TO BE DONE: List every line in this data where the string "Itemized" occurs.

━━━━━ GIVEN DATA ━━━━━

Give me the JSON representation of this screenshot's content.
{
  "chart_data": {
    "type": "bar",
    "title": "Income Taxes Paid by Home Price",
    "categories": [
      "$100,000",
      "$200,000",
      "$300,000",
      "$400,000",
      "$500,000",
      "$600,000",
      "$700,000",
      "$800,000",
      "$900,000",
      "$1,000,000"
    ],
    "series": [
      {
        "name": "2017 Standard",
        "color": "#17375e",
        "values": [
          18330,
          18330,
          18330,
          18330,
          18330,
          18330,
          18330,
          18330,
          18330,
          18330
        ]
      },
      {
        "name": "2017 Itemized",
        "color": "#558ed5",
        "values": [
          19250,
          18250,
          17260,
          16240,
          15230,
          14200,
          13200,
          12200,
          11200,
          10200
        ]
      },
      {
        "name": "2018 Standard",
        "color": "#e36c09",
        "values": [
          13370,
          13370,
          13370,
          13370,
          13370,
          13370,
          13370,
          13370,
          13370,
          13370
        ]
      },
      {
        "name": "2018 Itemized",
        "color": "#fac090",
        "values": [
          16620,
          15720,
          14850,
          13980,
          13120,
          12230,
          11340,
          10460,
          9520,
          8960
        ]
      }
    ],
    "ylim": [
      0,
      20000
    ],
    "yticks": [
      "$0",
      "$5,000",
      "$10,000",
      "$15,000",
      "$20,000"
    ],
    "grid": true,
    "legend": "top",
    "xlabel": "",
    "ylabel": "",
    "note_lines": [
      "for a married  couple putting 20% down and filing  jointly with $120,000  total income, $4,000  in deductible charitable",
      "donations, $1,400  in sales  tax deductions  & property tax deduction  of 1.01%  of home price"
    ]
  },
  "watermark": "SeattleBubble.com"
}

━━━━━

TASK OUTPUT:
        "name": "2017 Itemized",
        "name": "2018 Itemized",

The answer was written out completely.